:: Set problem ::
Write the records out again, precisely as they stand.
[START OF Data provided]
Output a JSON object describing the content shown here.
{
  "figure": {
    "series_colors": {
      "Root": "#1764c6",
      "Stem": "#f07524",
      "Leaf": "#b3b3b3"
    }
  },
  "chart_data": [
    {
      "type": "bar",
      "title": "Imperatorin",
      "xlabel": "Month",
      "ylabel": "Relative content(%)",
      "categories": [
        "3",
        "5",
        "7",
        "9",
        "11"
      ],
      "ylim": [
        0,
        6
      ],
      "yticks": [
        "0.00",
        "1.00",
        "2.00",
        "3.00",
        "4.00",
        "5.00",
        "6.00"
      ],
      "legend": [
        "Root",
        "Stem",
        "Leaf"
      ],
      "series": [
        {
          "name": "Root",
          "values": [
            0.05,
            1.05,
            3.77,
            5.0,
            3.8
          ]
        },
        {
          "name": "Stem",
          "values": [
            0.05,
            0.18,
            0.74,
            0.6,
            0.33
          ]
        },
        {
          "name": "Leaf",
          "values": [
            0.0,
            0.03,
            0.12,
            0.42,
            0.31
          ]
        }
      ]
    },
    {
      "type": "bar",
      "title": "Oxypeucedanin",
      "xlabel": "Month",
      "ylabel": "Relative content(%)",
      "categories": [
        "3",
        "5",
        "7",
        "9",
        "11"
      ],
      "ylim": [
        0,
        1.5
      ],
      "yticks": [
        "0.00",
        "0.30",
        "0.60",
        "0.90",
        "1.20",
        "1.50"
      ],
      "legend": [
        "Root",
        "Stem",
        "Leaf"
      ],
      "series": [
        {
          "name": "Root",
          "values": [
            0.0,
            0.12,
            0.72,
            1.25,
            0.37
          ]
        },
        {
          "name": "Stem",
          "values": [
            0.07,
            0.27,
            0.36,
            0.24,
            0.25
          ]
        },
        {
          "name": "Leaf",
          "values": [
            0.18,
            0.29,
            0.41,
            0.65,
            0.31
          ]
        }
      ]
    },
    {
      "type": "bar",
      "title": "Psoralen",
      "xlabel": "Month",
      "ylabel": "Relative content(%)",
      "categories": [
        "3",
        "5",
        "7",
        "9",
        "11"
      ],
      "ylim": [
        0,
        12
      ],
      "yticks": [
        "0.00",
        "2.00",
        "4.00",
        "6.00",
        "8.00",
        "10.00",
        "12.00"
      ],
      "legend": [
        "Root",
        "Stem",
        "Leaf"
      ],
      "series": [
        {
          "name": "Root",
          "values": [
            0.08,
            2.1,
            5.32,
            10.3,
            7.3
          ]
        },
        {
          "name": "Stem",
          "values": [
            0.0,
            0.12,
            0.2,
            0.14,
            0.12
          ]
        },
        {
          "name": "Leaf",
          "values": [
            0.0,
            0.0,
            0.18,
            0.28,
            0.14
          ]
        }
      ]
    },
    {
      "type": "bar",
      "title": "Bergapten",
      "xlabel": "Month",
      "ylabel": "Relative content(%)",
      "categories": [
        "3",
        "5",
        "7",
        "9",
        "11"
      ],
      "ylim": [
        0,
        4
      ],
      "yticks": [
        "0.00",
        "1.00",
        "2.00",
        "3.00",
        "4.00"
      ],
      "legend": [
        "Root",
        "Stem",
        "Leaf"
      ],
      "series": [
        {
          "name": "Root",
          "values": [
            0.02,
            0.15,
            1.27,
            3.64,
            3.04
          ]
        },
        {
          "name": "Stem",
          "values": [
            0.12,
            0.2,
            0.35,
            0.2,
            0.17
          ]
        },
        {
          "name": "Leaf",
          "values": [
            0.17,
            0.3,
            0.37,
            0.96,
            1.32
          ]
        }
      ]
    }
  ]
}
[END OF Data provided]
:: Solution to the problem ::
Output a JSON object describing the content shown here.
{
  "figure": {
    "series_colors": {
      "Root": "#1764c6",
      "Stem": "#f07524",
      "Leaf": "#b3b3b3"
    }
  },
  "chart_data": [
    {
      "type": "bar",
      "title": "Imperatorin",
      "xlabel": "Month",
      "ylabel": "Relative content(%)",
      "categories": [
        "3",
        "5",
        "7",
        "9",
        "11"
      ],
      "ylim": [
        0,
        6
      ],
      "yticks": [
        "0.00",
        "1.00",
        "2.00",
        "3.00",
        "4.00",
        "5.00",
        "6.00"
      ],
      "legend": [
        "Root",
        "Stem",
        "Leaf"
      ],
      "series": [
        {
          "name": "Root",
          "values": [
            0.05,
            1.05,
            3.77,
            5.0,
            3.8
          ]
        },
        {
          "name": "Stem",
          "values": [
            0.05,
            0.18,
            0.74,
            0.6,
            0.33
          ]
        },
        {
          "name": "Leaf",
          "values": [
            0.0,
            0.03,
            0.12,
            0.42,
            0.31
          ]
        }
      ]
    },
    {
      "type": "bar",
      "title": "Oxypeucedanin",
      "xlabel": "Month",
      "ylabel": "Relative content(%)",
      "categories": [
        "3",
        "5",
        "7",
        "9",
        "11"
      ],
      "ylim": [
        0,
        1.5
      ],
      "yticks": [
        "0.00",
        "0.30",
        "0.60",
        "0.90",
        "1.20",
        "1.50"
      ],
      "legend": [
        "Root",
        "Stem",
        "Leaf"
      ],
      "series": [
        {
          "name": "Root",
          "values": [
            0.0,
            0.12,
            0.72,
            1.25,
            0.37
          ]
        },
        {
          "name": "Stem",
          "values": [
            0.07,
            0.27,
            0.36,
            0.24,
            0.25
          ]
        },
        {
          "name": "Leaf",
          "values": [
            0.18,
            0.29,
            0.41,
            0.65,
            0.31
          ]
        }
      ]
    },
    {
      "type": "bar",
      "title": "Psoralen",
      "xlabel": "Month",
      "ylabel": "Relative content(%)",
      "categories": [
        "3",
        "5",
        "7",
        "9",
        "11"
      ],
      "ylim": [
        0,
        12
      ],
      "yticks": [
        "0.00",
        "2.00",
        "4.00",
        "6.00",
        "8.00",
        "10.00",
        "12.00"
      ],
      "legend": [
        "Root",
        "Stem",
        "Leaf"
      ],
      "series": [
        {
          "name": "Root",
          "values": [
            0.08,
            2.1,
            5.32,
            10.3,
            7.3
          ]
        },
        {
          "name": "Stem",
          "values": [
            0.0,
            0.12,
            0.2,
            0.14,
            0.12
          ]
        },
        {
          "name": "Leaf",
          "values": [
            0.0,
            0.0,
            0.18,
            0.28,
            0.14
          ]
        }
      ]
    },
    {
      "type": "bar",
      "title": "Bergapten",
      "xlabel": "Month",
      "ylabel": "Relative content(%)",
      "categories": [
        "3",
        "5",
        "7",
        "9",
        "11"
      ],
      "ylim": [
        0,
        4
      ],
      "yticks": [
        "0.00",
        "1.00",
        "2.00",
        "3.00",
        "4.00"
      ],
      "legend": [
        "Root",
        "Stem",
        "Leaf"
      ],
      "series": [
        {
          "name": "Root",
          "values": [
            0.02,
            0.15,
            1.27,
            3.64,
            3.04
          ]
        },
        {
          "name": "Stem",
          "values": [
            0.12,
            0.2,
            0.35,
            0.2,
            0.17
          ]
        },
        {
          "name": "Leaf",
          "values": [
            0.17,
            0.3,
            0.37,
            0.96,
            1.32
          ]
        }
      ]
    }
  ]
}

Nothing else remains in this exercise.